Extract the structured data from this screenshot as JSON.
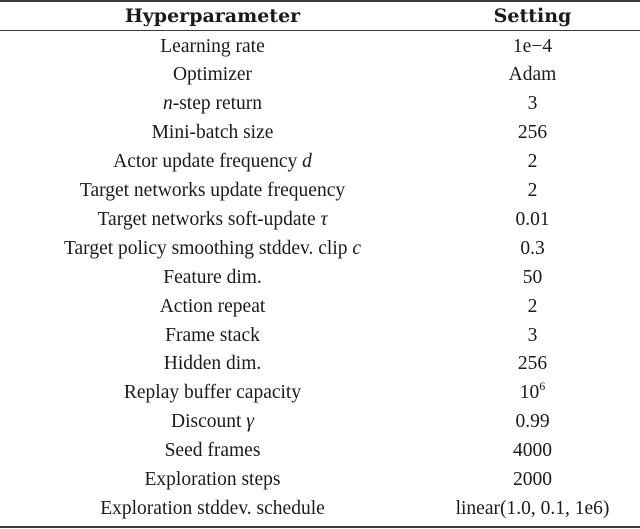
{
  "table": {
    "headers": {
      "param": "Hyperparameter",
      "setting": "Setting"
    },
    "rows": [
      {
        "param_prefix": "",
        "param_math": "",
        "param_text": "Learning rate",
        "param_suffix_math": "",
        "setting": "1e−4",
        "setting_sup": ""
      },
      {
        "param_prefix": "",
        "param_math": "",
        "param_text": "Optimizer",
        "param_suffix_math": "",
        "setting": "Adam",
        "setting_sup": ""
      },
      {
        "param_prefix": "",
        "param_math": "n",
        "param_text": "-step return",
        "param_suffix_math": "",
        "setting": "3",
        "setting_sup": ""
      },
      {
        "param_prefix": "",
        "param_math": "",
        "param_text": "Mini-batch size",
        "param_suffix_math": "",
        "setting": "256",
        "setting_sup": ""
      },
      {
        "param_prefix": "",
        "param_math": "",
        "param_text": "Actor update frequency ",
        "param_suffix_math": "d",
        "setting": "2",
        "setting_sup": ""
      },
      {
        "param_prefix": "",
        "param_math": "",
        "param_text": "Target networks update frequency",
        "param_suffix_math": "",
        "setting": "2",
        "setting_sup": ""
      },
      {
        "param_prefix": "",
        "param_math": "",
        "param_text": "Target networks soft-update ",
        "param_suffix_math": "τ",
        "setting": "0.01",
        "setting_sup": ""
      },
      {
        "param_prefix": "",
        "param_math": "",
        "param_text": "Target policy smoothing stddev. clip ",
        "param_suffix_math": "c",
        "setting": "0.3",
        "setting_sup": ""
      },
      {
        "param_prefix": "",
        "param_math": "",
        "param_text": "Feature dim.",
        "param_suffix_math": "",
        "setting": "50",
        "setting_sup": ""
      },
      {
        "param_prefix": "",
        "param_math": "",
        "param_text": "Action repeat",
        "param_suffix_math": "",
        "setting": "2",
        "setting_sup": ""
      },
      {
        "param_prefix": "",
        "param_math": "",
        "param_text": "Frame stack",
        "param_suffix_math": "",
        "setting": "3",
        "setting_sup": ""
      },
      {
        "param_prefix": "",
        "param_math": "",
        "param_text": "Hidden dim.",
        "param_suffix_math": "",
        "setting": "256",
        "setting_sup": ""
      },
      {
        "param_prefix": "",
        "param_math": "",
        "param_text": "Replay buffer capacity",
        "param_suffix_math": "",
        "setting": "10",
        "setting_sup": "6"
      },
      {
        "param_prefix": "",
        "param_math": "",
        "param_text": "Discount ",
        "param_suffix_math": "γ",
        "setting": "0.99",
        "setting_sup": ""
      },
      {
        "param_prefix": "",
        "param_math": "",
        "param_text": "Seed frames",
        "param_suffix_math": "",
        "setting": "4000",
        "setting_sup": ""
      },
      {
        "param_prefix": "",
        "param_math": "",
        "param_text": "Exploration steps",
        "param_suffix_math": "",
        "setting": "2000",
        "setting_sup": ""
      },
      {
        "param_prefix": "",
        "param_math": "",
        "param_text": "Exploration stddev. schedule",
        "param_suffix_math": "",
        "setting": "linear(1.0, 0.1, 1e6)",
        "setting_sup": ""
      }
    ]
  }
}
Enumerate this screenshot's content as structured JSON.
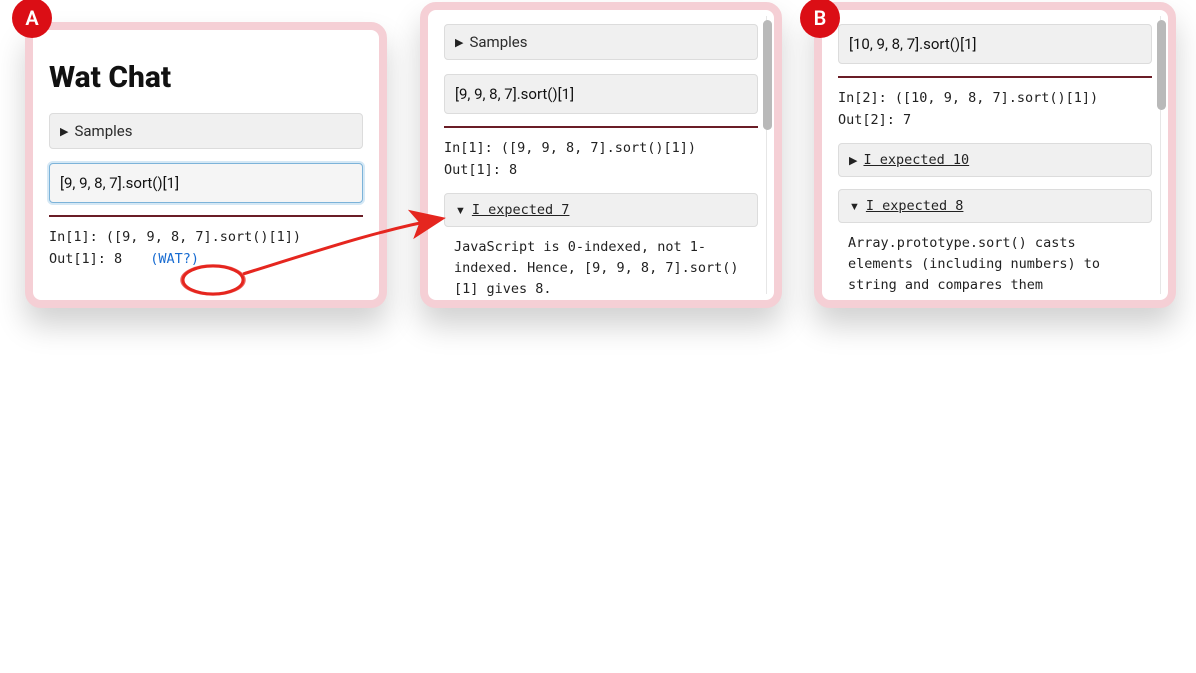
{
  "badges": {
    "A": "A",
    "B": "B"
  },
  "panel_a": {
    "title": "Wat Chat",
    "samples_label": "Samples",
    "input_value": "[9, 9, 8, 7].sort()[1]",
    "repl_in_label": "In[1]:",
    "repl_in_expr": "([9, 9, 8, 7].sort()[1])",
    "repl_out_label": "Out[1]:",
    "repl_out_value": "8",
    "wat_label": "(WAT?)"
  },
  "panel_b": {
    "samples_label": "Samples",
    "input_value": "[9, 9, 8, 7].sort()[1]",
    "repl_in_label": "In[1]:",
    "repl_in_expr": "([9, 9, 8, 7].sort()[1])",
    "repl_out_label": "Out[1]:",
    "repl_out_value": "8",
    "expected_label": "I expected 7",
    "explanation": "JavaScript is 0-indexed, not 1-indexed. Hence, [9, 9, 8, 7].sort()[1] gives 8."
  },
  "panel_c": {
    "input_value": "[10, 9, 8, 7].sort()[1]",
    "repl_in_label": "In[2]:",
    "repl_in_expr": "([10, 9, 8, 7].sort()[1])",
    "repl_out_label": "Out[2]:",
    "repl_out_value": "7",
    "expected_collapsed_label": "I expected 10",
    "expected_open_label": "I expected 8",
    "explanation": "Array.prototype.sort() casts elements (including numbers) to string and compares them lexicographically. If"
  },
  "colors": {
    "badge": "#db0e15",
    "border": "#f5cfd5",
    "rule": "#6a1d26",
    "link": "#176bd1",
    "annotation": "#e5261f"
  }
}
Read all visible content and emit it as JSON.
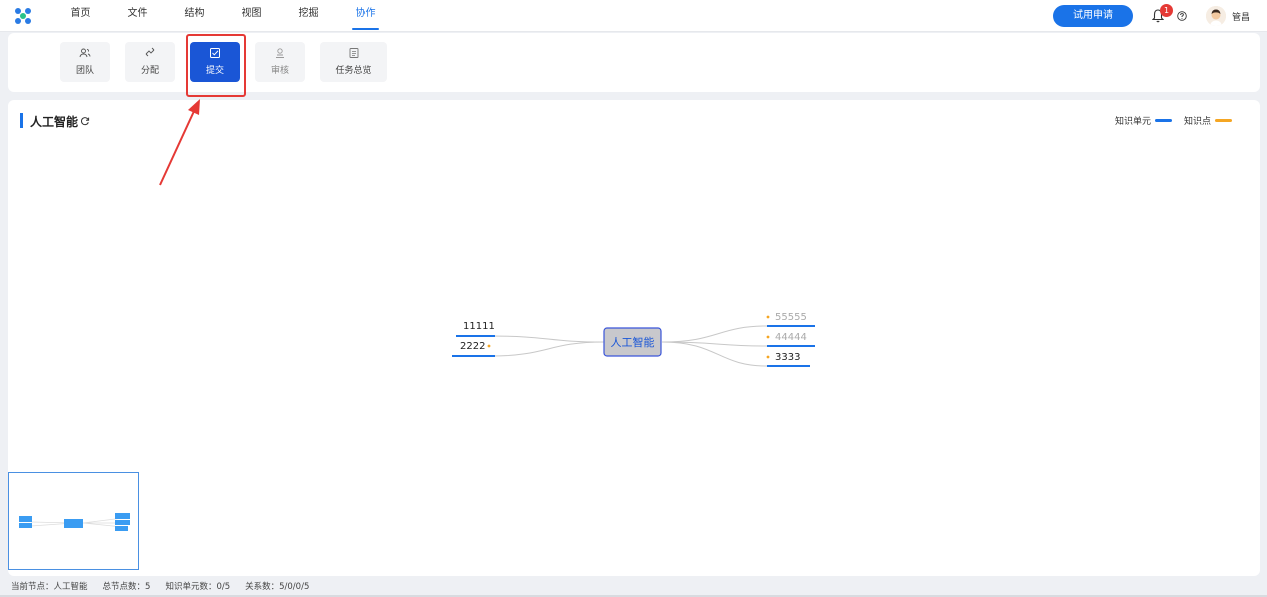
{
  "nav": {
    "items": [
      "首页",
      "文件",
      "结构",
      "视图",
      "挖掘",
      "协作"
    ],
    "active_index": 5
  },
  "header": {
    "trial_label": "试用申请",
    "notification_count": "1",
    "username": "管昌"
  },
  "toolbar": {
    "buttons": [
      {
        "label": "团队",
        "icon": "team-icon"
      },
      {
        "label": "分配",
        "icon": "assign-icon"
      },
      {
        "label": "提交",
        "icon": "submit-icon",
        "active": true
      },
      {
        "label": "审核",
        "icon": "review-icon"
      },
      {
        "label": "任务总览",
        "icon": "task-overview-icon"
      }
    ]
  },
  "main": {
    "title": "人工智能",
    "legend": [
      {
        "label": "知识单元",
        "color": "#1a73e8"
      },
      {
        "label": "知识点",
        "color": "#f5a623"
      }
    ]
  },
  "mindmap": {
    "root": "人工智能",
    "left": [
      "11111",
      "2222"
    ],
    "right": [
      "55555",
      "44444",
      "3333"
    ]
  },
  "statusbar": {
    "current_node": "当前节点：人工智能",
    "total_nodes": "总节点数：5",
    "knowledge_units": "知识单元数：0/5",
    "relations": "关系数：5/0/0/5"
  },
  "colors": {
    "accent": "#1a73e8",
    "active_tool": "#1a56d6",
    "highlight": "#e53935",
    "knowledge_point": "#f5a623"
  }
}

────────────────────────────────────────

§ **Task**
All lines in the data that contain the word "expected" should be copied.

§ **Solution to the problem**
    "expected_label": "I expected 7",
    "expected_collapsed_label": "I expected 10",
    "expected_open_label": "I expected 8",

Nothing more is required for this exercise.